-- start EXERCISE MATERIAL --

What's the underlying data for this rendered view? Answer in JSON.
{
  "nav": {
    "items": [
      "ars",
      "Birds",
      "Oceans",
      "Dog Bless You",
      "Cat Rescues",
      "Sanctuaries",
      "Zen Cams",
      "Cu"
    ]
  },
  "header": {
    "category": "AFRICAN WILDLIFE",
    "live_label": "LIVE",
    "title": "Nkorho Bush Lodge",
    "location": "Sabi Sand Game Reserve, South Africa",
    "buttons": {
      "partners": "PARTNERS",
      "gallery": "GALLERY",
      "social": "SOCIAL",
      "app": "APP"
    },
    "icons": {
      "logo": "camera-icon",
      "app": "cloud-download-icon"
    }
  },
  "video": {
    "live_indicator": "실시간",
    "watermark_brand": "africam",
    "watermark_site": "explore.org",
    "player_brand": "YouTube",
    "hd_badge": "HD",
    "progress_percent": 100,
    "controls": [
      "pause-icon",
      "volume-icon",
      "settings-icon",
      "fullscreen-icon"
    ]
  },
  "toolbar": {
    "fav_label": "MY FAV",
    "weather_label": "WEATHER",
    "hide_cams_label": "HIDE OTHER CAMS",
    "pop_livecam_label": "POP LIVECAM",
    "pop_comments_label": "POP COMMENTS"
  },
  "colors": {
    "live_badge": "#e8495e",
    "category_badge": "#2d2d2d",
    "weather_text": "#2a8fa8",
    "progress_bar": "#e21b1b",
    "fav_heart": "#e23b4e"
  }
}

-- end EXERCISE MATERIAL --

Faithfully reproduce all of the records, character for character.

*COMPLETE RESPONSE*:
What's the underlying data for this rendered view? Answer in JSON.
{
  "nav": {
    "items": [
      "ars",
      "Birds",
      "Oceans",
      "Dog Bless You",
      "Cat Rescues",
      "Sanctuaries",
      "Zen Cams",
      "Cu"
    ]
  },
  "header": {
    "category": "AFRICAN WILDLIFE",
    "live_label": "LIVE",
    "title": "Nkorho Bush Lodge",
    "location": "Sabi Sand Game Reserve, South Africa",
    "buttons": {
      "partners": "PARTNERS",
      "gallery": "GALLERY",
      "social": "SOCIAL",
      "app": "APP"
    },
    "icons": {
      "logo": "camera-icon",
      "app": "cloud-download-icon"
    }
  },
  "video": {
    "live_indicator": "실시간",
    "watermark_brand": "africam",
    "watermark_site": "explore.org",
    "player_brand": "YouTube",
    "hd_badge": "HD",
    "progress_percent": 100,
    "controls": [
      "pause-icon",
      "volume-icon",
      "settings-icon",
      "fullscreen-icon"
    ]
  },
  "toolbar": {
    "fav_label": "MY FAV",
    "weather_label": "WEATHER",
    "hide_cams_label": "HIDE OTHER CAMS",
    "pop_livecam_label": "POP LIVECAM",
    "pop_comments_label": "POP COMMENTS"
  },
  "colors": {
    "live_badge": "#e8495e",
    "category_badge": "#2d2d2d",
    "weather_text": "#2a8fa8",
    "progress_bar": "#e21b1b",
    "fav_heart": "#e23b4e"
  }
}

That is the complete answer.